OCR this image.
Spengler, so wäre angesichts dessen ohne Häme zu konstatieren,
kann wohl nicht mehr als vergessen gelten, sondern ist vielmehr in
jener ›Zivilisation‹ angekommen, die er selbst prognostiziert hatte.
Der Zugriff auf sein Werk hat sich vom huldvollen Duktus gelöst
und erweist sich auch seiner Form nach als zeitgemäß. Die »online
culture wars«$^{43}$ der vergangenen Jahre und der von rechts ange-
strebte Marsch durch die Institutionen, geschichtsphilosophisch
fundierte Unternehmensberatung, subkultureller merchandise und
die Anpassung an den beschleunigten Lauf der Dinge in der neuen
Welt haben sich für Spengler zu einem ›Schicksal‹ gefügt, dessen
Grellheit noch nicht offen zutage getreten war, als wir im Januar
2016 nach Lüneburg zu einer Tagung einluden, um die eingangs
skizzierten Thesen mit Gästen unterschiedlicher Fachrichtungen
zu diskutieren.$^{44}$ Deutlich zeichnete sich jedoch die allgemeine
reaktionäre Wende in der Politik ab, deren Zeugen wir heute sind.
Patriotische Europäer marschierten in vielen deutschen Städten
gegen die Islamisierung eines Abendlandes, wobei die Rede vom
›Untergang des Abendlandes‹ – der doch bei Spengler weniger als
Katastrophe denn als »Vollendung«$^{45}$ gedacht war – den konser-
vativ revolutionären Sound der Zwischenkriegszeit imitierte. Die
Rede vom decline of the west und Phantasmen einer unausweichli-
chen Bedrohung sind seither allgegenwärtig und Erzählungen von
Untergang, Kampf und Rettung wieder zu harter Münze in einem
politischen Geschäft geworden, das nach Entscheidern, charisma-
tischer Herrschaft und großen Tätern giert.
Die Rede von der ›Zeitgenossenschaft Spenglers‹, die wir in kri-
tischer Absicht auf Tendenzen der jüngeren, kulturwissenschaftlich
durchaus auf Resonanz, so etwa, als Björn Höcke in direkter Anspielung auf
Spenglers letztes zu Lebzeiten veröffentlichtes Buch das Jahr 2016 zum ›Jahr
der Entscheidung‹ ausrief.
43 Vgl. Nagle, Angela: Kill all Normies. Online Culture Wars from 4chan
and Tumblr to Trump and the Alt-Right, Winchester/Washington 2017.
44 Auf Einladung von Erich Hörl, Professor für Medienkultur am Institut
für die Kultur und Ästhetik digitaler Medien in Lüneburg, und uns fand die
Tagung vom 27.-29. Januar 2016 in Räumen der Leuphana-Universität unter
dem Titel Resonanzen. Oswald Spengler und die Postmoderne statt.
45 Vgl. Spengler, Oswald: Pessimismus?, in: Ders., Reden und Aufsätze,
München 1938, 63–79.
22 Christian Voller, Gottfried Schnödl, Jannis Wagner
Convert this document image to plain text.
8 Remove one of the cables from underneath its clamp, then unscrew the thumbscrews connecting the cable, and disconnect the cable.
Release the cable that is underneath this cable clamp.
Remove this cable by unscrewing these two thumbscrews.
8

· · · · ·

◆ WORK REQUIRED ◆
In the records above, find the lines containing "Lüneburg" and copy them.

◆ FULL ANSWER ◆
2016 nach Lüneburg zu einer Tagung einluden, um die eingangs
für die Kultur und Ästhetik digitaler Medien in Lüneburg, und uns fand die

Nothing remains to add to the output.